------ Material to process ------

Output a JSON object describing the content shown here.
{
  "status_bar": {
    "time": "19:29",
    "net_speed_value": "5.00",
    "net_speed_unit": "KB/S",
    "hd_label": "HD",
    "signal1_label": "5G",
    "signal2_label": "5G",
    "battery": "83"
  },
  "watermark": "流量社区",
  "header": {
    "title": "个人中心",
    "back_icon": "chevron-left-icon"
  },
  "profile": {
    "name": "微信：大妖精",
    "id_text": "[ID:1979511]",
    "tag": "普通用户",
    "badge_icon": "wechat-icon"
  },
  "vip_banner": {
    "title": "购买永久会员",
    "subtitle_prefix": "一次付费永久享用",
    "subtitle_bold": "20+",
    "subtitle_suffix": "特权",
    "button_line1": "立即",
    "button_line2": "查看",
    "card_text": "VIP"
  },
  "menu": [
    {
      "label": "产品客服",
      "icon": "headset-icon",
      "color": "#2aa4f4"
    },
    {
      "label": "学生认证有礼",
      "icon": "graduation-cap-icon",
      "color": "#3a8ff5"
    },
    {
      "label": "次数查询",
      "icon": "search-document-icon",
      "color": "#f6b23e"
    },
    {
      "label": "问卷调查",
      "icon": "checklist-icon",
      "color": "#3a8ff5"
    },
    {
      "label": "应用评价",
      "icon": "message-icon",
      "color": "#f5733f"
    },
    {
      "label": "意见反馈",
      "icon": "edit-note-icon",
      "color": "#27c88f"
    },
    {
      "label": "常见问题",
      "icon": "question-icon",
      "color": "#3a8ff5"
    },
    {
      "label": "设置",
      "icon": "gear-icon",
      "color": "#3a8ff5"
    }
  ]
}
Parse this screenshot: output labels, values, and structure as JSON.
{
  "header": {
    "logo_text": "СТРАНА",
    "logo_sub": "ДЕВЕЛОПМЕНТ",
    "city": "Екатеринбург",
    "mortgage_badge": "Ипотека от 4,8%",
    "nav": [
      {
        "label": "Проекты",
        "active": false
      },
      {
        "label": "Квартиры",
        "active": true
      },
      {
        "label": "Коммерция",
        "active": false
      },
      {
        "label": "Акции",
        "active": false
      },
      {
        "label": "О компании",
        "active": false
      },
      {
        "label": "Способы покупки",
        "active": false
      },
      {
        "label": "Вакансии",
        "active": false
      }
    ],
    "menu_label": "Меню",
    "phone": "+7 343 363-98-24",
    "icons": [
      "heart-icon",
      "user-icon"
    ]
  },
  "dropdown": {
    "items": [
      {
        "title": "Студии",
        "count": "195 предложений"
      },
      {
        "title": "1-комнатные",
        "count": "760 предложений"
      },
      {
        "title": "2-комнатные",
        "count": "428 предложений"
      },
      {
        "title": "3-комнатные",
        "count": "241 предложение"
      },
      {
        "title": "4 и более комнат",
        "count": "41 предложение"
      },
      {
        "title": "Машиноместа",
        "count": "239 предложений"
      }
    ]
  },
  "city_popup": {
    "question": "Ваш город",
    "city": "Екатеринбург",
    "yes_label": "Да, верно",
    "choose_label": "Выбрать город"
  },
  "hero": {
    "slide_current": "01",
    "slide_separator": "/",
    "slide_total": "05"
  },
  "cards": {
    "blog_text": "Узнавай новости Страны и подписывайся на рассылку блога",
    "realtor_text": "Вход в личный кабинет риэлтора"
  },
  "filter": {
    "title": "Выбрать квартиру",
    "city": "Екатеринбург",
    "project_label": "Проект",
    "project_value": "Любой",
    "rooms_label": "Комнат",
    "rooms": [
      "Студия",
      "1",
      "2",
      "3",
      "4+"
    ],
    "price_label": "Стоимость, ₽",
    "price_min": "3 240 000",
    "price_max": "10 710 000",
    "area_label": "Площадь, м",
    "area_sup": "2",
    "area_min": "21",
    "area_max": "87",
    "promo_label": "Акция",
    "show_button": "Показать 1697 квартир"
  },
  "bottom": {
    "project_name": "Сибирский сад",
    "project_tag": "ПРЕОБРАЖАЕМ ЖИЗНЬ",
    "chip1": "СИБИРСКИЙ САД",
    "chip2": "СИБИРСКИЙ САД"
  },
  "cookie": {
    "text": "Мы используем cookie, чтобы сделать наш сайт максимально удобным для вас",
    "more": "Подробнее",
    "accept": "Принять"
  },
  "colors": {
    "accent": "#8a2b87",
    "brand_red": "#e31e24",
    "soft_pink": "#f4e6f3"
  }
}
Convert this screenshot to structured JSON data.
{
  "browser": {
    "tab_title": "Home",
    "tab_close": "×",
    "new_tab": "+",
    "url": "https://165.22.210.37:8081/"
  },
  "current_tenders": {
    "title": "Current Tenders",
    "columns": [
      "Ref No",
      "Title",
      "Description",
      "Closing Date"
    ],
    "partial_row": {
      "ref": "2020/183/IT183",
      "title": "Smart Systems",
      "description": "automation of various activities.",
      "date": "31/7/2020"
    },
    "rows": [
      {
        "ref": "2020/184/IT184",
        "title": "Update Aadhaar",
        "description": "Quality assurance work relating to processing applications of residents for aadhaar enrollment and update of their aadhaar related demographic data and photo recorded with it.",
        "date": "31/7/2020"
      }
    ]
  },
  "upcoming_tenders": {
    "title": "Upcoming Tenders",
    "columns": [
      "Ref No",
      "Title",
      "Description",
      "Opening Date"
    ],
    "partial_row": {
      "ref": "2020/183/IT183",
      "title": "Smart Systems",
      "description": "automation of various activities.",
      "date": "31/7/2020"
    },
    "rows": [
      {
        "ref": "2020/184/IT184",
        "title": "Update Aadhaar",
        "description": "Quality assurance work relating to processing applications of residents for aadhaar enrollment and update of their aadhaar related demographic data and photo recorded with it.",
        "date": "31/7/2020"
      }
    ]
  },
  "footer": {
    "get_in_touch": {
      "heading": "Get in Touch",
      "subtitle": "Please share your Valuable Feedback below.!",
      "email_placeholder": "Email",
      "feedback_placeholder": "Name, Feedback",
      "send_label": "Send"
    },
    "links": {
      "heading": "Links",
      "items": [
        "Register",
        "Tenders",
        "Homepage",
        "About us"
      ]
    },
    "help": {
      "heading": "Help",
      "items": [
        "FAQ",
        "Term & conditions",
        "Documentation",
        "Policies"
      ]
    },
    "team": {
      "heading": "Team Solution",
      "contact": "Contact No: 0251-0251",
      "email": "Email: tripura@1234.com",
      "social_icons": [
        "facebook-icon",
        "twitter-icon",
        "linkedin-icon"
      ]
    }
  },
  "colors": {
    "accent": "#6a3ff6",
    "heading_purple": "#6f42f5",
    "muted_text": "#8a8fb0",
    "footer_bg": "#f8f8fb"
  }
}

------

Reproduce the material above, every line of it, exactly.

## Answer
Output a JSON object describing the content shown here.
{
  "status_bar": {
    "time": "19:29",
    "net_speed_value": "5.00",
    "net_speed_unit": "KB/S",
    "hd_label": "HD",
    "signal1_label": "5G",
    "signal2_label": "5G",
    "battery": "83"
  },
  "watermark": "流量社区",
  "header": {
    "title": "个人中心",
    "back_icon": "chevron-left-icon"
  },
  "profile": {
    "name": "微信：大妖精",
    "id_text": "[ID:1979511]",
    "tag": "普通用户",
    "badge_icon": "wechat-icon"
  },
  "vip_banner": {
    "title": "购买永久会员",
    "subtitle_prefix": "一次付费永久享用",
    "subtitle_bold": "20+",
    "subtitle_suffix": "特权",
    "button_line1": "立即",
    "button_line2": "查看",
    "card_text": "VIP"
  },
  "menu": [
    {
      "label": "产品客服",
      "icon": "headset-icon",
      "color": "#2aa4f4"
    },
    {
      "label": "学生认证有礼",
      "icon": "graduation-cap-icon",
      "color": "#3a8ff5"
    },
    {
      "label": "次数查询",
      "icon": "search-document-icon",
      "color": "#f6b23e"
    },
    {
      "label": "问卷调查",
      "icon": "checklist-icon",
      "color": "#3a8ff5"
    },
    {
      "label": "应用评价",
      "icon": "message-icon",
      "color": "#f5733f"
    },
    {
      "label": "意见反馈",
      "icon": "edit-note-icon",
      "color": "#27c88f"
    },
    {
      "label": "常见问题",
      "icon": "question-icon",
      "color": "#3a8ff5"
    },
    {
      "label": "设置",
      "icon": "gear-icon",
      "color": "#3a8ff5"
    }
  ]
}
Parse this screenshot: output labels, values, and structure as JSON.
{
  "header": {
    "logo_text": "СТРАНА",
    "logo_sub": "ДЕВЕЛОПМЕНТ",
    "city": "Екатеринбург",
    "mortgage_badge": "Ипотека от 4,8%",
    "nav": [
      {
        "label": "Проекты",
        "active": false
      },
      {
        "label": "Квартиры",
        "active": true
      },
      {
        "label": "Коммерция",
        "active": false
      },
      {
        "label": "Акции",
        "active": false
      },
      {
        "label": "О компании",
        "active": false
      },
      {
        "label": "Способы покупки",
        "active": false
      },
      {
        "label": "Вакансии",
        "active": false
      }
    ],
    "menu_label": "Меню",
    "phone": "+7 343 363-98-24",
    "icons": [
      "heart-icon",
      "user-icon"
    ]
  },
  "dropdown": {
    "items": [
      {
        "title": "Студии",
        "count": "195 предложений"
      },
      {
        "title": "1-комнатные",
        "count": "760 предложений"
      },
      {
        "title": "2-комнатные",
        "count": "428 предложений"
      },
      {
        "title": "3-комнатные",
        "count": "241 предложение"
      },
      {
        "title": "4 и более комнат",
        "count": "41 предложение"
      },
      {
        "title": "Машиноместа",
        "count": "239 предложений"
      }
    ]
  },
  "city_popup": {
    "question": "Ваш город",
    "city": "Екатеринбург",
    "yes_label": "Да, верно",
    "choose_label": "Выбрать город"
  },
  "hero": {
    "slide_current": "01",
    "slide_separator": "/",
    "slide_total": "05"
  },
  "cards": {
    "blog_text": "Узнавай новости Страны и подписывайся на рассылку блога",
    "realtor_text": "Вход в личный кабинет риэлтора"
  },
  "filter": {
    "title": "Выбрать квартиру",
    "city": "Екатеринбург",
    "project_label": "Проект",
    "project_value": "Любой",
    "rooms_label": "Комнат",
    "rooms": [
      "Студия",
      "1",
      "2",
      "3",
      "4+"
    ],
    "price_label": "Стоимость, ₽",
    "price_min": "3 240 000",
    "price_max": "10 710 000",
    "area_label": "Площадь, м",
    "area_sup": "2",
    "area_min": "21",
    "area_max": "87",
    "promo_label": "Акция",
    "show_button": "Показать 1697 квартир"
  },
  "bottom": {
    "project_name": "Сибирский сад",
    "project_tag": "ПРЕОБРАЖАЕМ ЖИЗНЬ",
    "chip1": "СИБИРСКИЙ САД",
    "chip2": "СИБИРСКИЙ САД"
  },
  "cookie": {
    "text": "Мы используем cookie, чтобы сделать наш сайт максимально удобным для вас",
    "more": "Подробнее",
    "accept": "Принять"
  },
  "colors": {
    "accent": "#8a2b87",
    "brand_red": "#e31e24",
    "soft_pink": "#f4e6f3"
  }
}
Convert this screenshot to structured JSON data.
{
  "browser": {
    "tab_title": "Home",
    "tab_close": "×",
    "new_tab": "+",
    "url": "https://165.22.210.37:8081/"
  },
  "current_tenders": {
    "title": "Current Tenders",
    "columns": [
      "Ref No",
      "Title",
      "Description",
      "Closing Date"
    ],
    "partial_row": {
      "ref": "2020/183/IT183",
      "title": "Smart Systems",
      "description": "automation of various activities.",
      "date": "31/7/2020"
    },
    "rows": [
      {
        "ref": "2020/184/IT184",
        "title": "Update Aadhaar",
        "description": "Quality assurance work relating to processing applications of residents for aadhaar enrollment and update of their aadhaar related demographic data and photo recorded with it.",
        "date": "31/7/2020"
      }
    ]
  },
  "upcoming_tenders": {
    "title": "Upcoming Tenders",
    "columns": [
      "Ref No",
      "Title",
      "Description",
      "Opening Date"
    ],
    "partial_row": {
      "ref": "2020/183/IT183",
      "title": "Smart Systems",
      "description": "automation of various activities.",
      "date": "31/7/2020"
    },
    "rows": [
      {
        "ref": "2020/184/IT184",
        "title": "Update Aadhaar",
        "description": "Quality assurance work relating to processing applications of residents for aadhaar enrollment and update of their aadhaar related demographic data and photo recorded with it.",
        "date": "31/7/2020"
      }
    ]
  },
  "footer": {
    "get_in_touch": {
      "heading": "Get in Touch",
      "subtitle": "Please share your Valuable Feedback below.!",
      "email_placeholder": "Email",
      "feedback_placeholder": "Name, Feedback",
      "send_label": "Send"
    },
    "links": {
      "heading": "Links",
      "items": [
        "Register",
        "Tenders",
        "Homepage",
        "About us"
      ]
    },
    "help": {
      "heading": "Help",
      "items": [
        "FAQ",
        "Term & conditions",
        "Documentation",
        "Policies"
      ]
    },
    "team": {
      "heading": "Team Solution",
      "contact": "Contact No: 0251-0251",
      "email": "Email: tripura@1234.com",
      "social_icons": [
        "facebook-icon",
        "twitter-icon",
        "linkedin-icon"
      ]
    }
  },
  "colors": {
    "accent": "#6a3ff6",
    "heading_purple": "#6f42f5",
    "muted_text": "#8a8fb0",
    "footer_bg": "#f8f8fb"
  }
}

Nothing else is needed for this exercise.